### SUPPLIED DATA

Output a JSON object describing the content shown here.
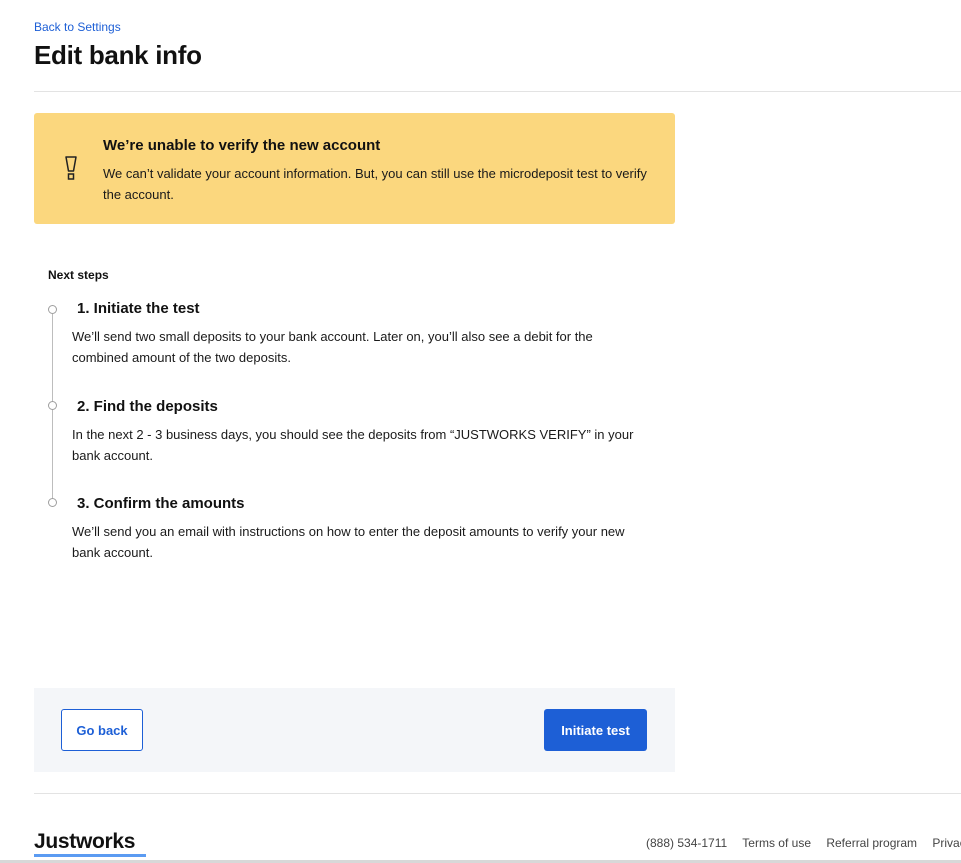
{
  "header": {
    "back_link": "Back to Settings",
    "title": "Edit bank info"
  },
  "alert": {
    "icon": "exclamation-icon",
    "title": "We’re unable to verify the new account",
    "body": "We can’t validate your account information. But, you can still use the microdeposit test to verify the account.",
    "background_color": "#fbd77e"
  },
  "next_steps": {
    "label": "Next steps",
    "steps": [
      {
        "title": "1. Initiate the test",
        "description": "We’ll send two small deposits to your bank account. Later on, you’ll also see a debit for the combined amount of the two deposits."
      },
      {
        "title": "2. Find the deposits",
        "description": "In the next 2 - 3 business days, you should see the deposits from “JUSTWORKS VERIFY” in your bank account."
      },
      {
        "title": "3. Confirm the amounts",
        "description": "We’ll send you an email with instructions on how to enter the deposit amounts to verify your new bank account."
      }
    ]
  },
  "actions": {
    "back_label": "Go back",
    "primary_label": "Initiate test",
    "primary_color": "#1d5fd6"
  },
  "footer": {
    "logo": "Justworks",
    "phone": "(888) 534-1711",
    "links": [
      "Terms of use",
      "Referral program",
      "Privacy"
    ]
  }
}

### EXERCISE
All of the records need repeating exactly, except for the pictures.

### RESPONSE TO THIS EXERCISE
Output a JSON object describing the content shown here.
{
  "header": {
    "back_link": "Back to Settings",
    "title": "Edit bank info"
  },
  "alert": {
    "icon": "exclamation-icon",
    "title": "We’re unable to verify the new account",
    "body": "We can’t validate your account information. But, you can still use the microdeposit test to verify the account.",
    "background_color": "#fbd77e"
  },
  "next_steps": {
    "label": "Next steps",
    "steps": [
      {
        "title": "1. Initiate the test",
        "description": "We’ll send two small deposits to your bank account. Later on, you’ll also see a debit for the combined amount of the two deposits."
      },
      {
        "title": "2. Find the deposits",
        "description": "In the next 2 - 3 business days, you should see the deposits from “JUSTWORKS VERIFY” in your bank account."
      },
      {
        "title": "3. Confirm the amounts",
        "description": "We’ll send you an email with instructions on how to enter the deposit amounts to verify your new bank account."
      }
    ]
  },
  "actions": {
    "back_label": "Go back",
    "primary_label": "Initiate test",
    "primary_color": "#1d5fd6"
  },
  "footer": {
    "logo": "Justworks",
    "phone": "(888) 534-1711",
    "links": [
      "Terms of use",
      "Referral program",
      "Privacy"
    ]
  }
}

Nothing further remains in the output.